Your goal:
All entries below need to be written out exactly, but without their pictures.

⁂

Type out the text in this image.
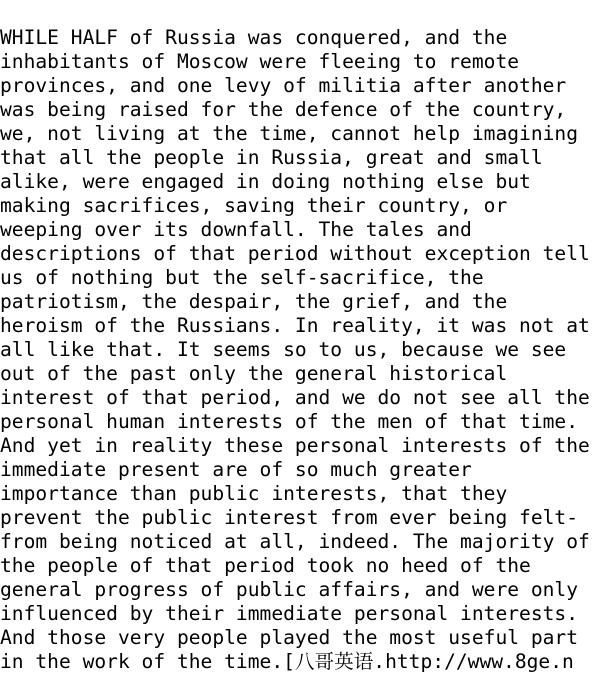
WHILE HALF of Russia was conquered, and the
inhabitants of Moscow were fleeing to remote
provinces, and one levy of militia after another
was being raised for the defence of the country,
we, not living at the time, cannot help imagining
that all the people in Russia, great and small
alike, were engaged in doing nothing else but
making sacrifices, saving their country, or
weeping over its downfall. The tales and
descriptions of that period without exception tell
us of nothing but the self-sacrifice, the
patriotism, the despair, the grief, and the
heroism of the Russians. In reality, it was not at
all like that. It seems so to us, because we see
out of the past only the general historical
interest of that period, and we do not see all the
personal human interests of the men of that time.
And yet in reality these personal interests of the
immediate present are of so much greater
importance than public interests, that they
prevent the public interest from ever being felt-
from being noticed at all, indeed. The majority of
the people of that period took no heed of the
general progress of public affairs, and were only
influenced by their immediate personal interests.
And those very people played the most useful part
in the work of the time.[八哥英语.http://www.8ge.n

⁂

Response for this exercise:
Type out the text in this image.
WHILE HALF of Russia was conquered, and the
inhabitants of Moscow were fleeing to remote
provinces, and one levy of militia after another
was being raised for the defence of the country,
we, not living at the time, cannot help imagining
that all the people in Russia, great and small
alike, were engaged in doing nothing else but
making sacrifices, saving their country, or
weeping over its downfall. The tales and
descriptions of that period without exception tell
us of nothing but the self-sacrifice, the
patriotism, the despair, the grief, and the
heroism of the Russians. In reality, it was not at
all like that. It seems so to us, because we see
out of the past only the general historical
interest of that period, and we do not see all the
personal human interests of the men of that time.
And yet in reality these personal interests of the
immediate present are of so much greater
importance than public interests, that they
prevent the public interest from ever being felt-
from being noticed at all, indeed. The majority of
the people of that period took no heed of the
general progress of public affairs, and were only
influenced by their immediate personal interests.
And those very people played the most useful part
in the work of the time.[八哥英语.http://www.8ge.n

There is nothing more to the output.